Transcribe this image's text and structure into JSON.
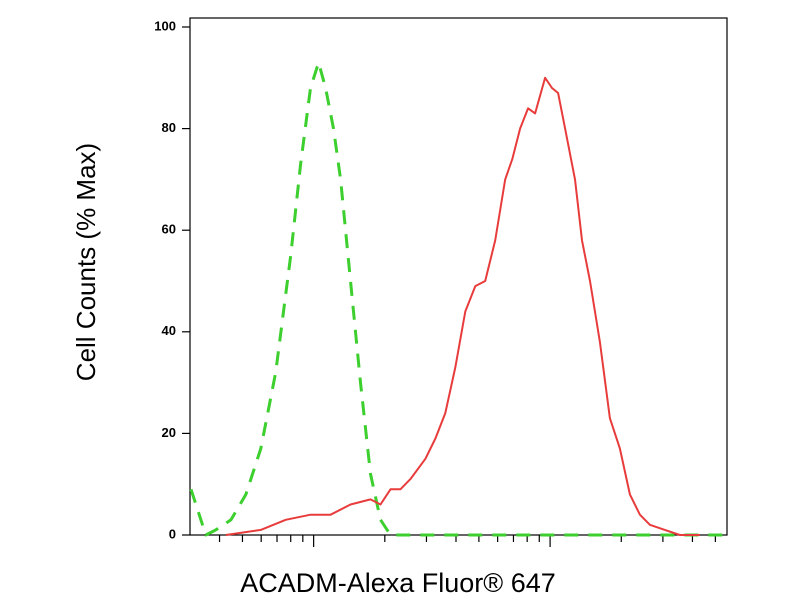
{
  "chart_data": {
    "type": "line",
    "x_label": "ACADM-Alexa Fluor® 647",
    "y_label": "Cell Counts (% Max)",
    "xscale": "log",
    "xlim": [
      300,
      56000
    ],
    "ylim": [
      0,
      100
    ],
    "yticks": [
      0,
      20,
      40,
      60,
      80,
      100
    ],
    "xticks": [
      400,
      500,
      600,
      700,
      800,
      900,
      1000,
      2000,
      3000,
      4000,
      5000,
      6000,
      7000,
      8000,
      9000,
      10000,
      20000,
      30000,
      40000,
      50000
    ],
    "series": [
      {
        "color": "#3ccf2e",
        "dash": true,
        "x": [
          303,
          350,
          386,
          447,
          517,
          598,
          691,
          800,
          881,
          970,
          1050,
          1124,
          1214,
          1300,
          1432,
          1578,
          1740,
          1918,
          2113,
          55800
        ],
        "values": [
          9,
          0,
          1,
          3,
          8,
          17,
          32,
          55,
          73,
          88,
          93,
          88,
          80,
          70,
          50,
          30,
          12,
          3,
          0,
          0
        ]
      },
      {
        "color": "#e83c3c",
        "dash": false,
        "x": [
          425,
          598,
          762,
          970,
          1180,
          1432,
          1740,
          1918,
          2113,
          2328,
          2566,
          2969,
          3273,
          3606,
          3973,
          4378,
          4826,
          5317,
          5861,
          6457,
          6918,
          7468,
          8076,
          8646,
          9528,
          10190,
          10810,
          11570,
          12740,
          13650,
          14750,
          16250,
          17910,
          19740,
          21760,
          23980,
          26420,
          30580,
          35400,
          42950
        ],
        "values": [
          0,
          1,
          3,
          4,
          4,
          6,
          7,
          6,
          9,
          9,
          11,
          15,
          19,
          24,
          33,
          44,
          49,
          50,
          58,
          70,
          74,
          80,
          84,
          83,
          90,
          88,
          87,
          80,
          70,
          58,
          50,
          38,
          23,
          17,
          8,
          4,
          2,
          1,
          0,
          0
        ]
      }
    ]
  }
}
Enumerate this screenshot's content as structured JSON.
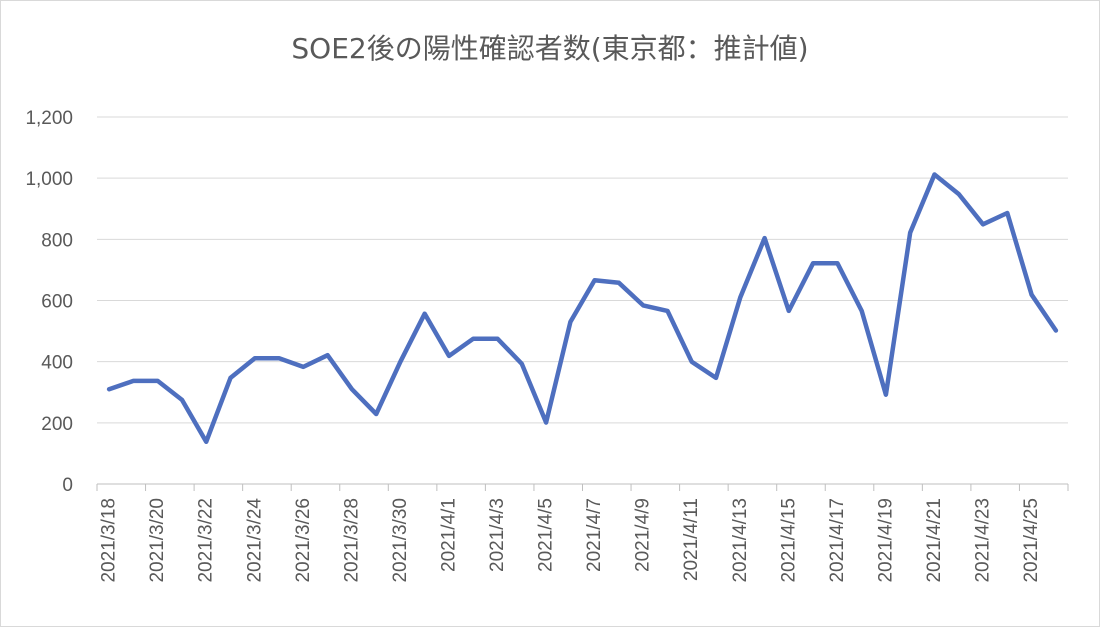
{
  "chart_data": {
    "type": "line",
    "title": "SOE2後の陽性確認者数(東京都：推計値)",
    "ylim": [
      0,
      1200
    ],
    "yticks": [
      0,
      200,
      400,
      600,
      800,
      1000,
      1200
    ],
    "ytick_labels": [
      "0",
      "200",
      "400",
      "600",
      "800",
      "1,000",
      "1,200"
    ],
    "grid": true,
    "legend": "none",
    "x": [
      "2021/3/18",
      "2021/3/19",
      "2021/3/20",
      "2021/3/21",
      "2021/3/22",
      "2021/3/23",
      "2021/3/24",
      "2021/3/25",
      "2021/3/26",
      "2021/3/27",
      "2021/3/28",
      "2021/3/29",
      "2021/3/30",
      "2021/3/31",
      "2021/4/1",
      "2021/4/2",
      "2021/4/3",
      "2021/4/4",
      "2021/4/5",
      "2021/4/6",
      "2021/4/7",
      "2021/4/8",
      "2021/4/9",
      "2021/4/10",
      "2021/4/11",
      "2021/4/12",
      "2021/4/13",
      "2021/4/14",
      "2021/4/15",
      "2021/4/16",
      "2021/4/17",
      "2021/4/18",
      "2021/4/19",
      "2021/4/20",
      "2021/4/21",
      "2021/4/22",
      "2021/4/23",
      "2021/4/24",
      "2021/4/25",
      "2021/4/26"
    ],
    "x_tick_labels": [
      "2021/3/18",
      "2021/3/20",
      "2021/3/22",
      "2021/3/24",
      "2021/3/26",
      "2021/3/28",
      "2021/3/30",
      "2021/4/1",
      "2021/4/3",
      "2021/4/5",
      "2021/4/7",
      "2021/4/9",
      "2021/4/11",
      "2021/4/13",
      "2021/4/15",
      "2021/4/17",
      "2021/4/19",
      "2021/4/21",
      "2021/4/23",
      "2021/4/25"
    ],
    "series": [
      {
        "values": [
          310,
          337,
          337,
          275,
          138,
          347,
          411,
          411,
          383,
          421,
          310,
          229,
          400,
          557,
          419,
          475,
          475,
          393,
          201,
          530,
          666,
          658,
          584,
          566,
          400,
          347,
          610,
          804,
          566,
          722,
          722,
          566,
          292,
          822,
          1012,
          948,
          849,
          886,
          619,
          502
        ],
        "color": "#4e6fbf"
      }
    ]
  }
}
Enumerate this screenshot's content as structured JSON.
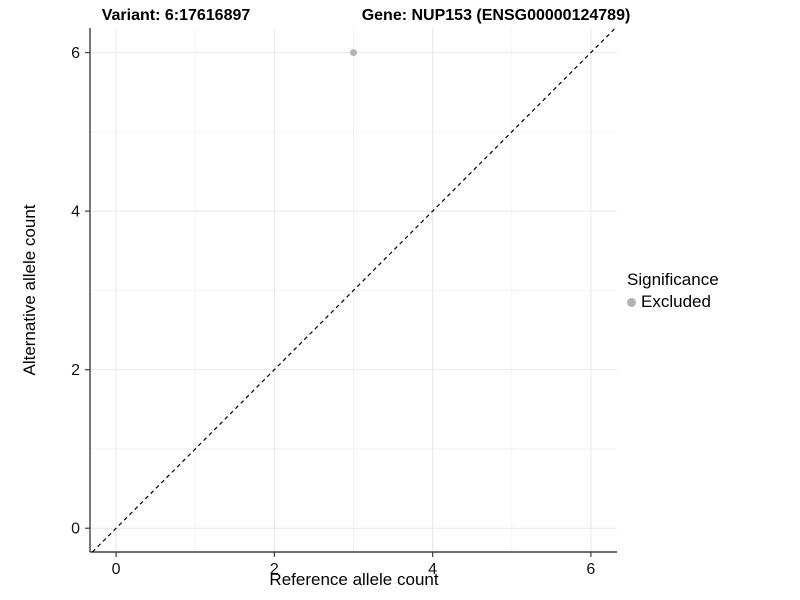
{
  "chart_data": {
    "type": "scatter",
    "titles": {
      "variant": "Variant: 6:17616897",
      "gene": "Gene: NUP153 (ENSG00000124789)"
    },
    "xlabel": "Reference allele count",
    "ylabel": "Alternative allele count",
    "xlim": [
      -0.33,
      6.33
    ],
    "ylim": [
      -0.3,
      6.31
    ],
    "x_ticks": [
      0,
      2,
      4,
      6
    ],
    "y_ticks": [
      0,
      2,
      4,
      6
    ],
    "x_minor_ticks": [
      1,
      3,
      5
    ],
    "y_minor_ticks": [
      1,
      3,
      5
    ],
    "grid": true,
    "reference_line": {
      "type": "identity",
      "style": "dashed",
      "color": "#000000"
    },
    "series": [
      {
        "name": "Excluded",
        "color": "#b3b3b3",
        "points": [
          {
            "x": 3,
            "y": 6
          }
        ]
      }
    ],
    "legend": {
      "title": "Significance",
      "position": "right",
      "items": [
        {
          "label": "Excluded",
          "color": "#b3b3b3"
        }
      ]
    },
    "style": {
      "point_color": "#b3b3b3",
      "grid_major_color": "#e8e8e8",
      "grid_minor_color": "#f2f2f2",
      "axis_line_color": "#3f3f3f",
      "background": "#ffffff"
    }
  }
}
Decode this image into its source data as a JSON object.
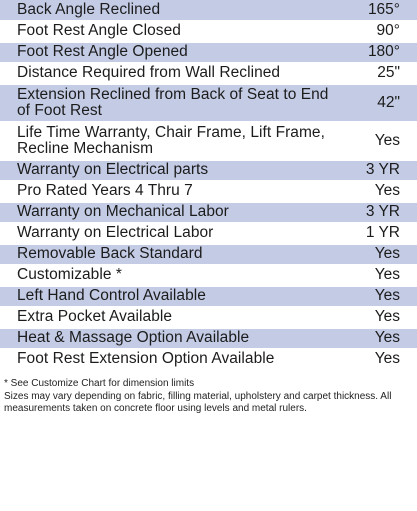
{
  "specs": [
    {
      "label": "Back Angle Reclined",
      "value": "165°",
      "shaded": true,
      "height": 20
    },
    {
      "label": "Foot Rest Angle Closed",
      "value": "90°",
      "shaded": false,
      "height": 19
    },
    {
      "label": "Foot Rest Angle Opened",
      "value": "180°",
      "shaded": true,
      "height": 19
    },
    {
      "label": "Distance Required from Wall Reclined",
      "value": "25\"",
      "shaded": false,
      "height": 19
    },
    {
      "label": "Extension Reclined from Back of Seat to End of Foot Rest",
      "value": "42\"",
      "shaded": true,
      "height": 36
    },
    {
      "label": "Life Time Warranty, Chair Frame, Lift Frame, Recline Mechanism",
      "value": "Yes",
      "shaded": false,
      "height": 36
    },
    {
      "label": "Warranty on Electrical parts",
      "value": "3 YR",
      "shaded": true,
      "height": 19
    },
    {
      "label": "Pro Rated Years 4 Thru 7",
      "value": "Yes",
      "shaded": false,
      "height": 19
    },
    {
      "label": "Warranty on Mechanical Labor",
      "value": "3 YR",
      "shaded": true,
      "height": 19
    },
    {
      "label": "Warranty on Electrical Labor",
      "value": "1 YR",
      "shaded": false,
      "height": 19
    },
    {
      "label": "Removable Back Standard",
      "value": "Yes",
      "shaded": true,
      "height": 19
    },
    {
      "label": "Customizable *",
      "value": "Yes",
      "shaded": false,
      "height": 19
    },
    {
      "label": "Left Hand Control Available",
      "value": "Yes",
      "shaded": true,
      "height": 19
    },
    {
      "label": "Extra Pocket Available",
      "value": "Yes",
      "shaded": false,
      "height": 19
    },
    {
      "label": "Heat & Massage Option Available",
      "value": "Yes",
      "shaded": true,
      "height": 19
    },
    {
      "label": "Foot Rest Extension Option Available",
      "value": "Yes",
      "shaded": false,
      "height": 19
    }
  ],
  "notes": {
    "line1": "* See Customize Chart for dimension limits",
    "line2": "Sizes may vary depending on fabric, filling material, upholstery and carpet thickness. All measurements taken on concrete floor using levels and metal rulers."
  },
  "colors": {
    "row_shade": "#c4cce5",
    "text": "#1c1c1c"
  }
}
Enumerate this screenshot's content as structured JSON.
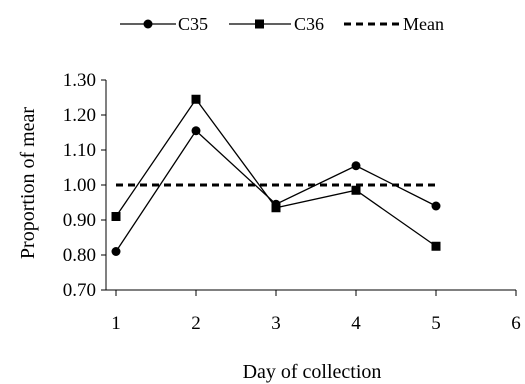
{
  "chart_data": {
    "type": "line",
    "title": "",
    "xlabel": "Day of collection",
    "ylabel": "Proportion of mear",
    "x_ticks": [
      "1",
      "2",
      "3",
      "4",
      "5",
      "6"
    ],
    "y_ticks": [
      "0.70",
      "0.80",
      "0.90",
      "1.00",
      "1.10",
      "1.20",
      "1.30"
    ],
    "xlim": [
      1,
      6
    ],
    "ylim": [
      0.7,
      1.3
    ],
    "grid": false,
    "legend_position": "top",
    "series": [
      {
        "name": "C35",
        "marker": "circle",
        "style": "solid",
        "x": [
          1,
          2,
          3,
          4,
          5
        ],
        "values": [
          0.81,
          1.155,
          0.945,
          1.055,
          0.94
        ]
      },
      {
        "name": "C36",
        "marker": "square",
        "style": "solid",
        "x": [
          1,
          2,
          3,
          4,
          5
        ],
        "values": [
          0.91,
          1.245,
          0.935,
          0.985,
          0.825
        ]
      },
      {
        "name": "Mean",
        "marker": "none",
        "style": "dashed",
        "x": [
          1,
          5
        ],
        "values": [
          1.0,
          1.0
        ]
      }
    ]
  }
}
_____
Look through the records and gather each line with the word "allele".

    "xlabel": "Reference allele count",
    "ylabel": "Alternative allele count",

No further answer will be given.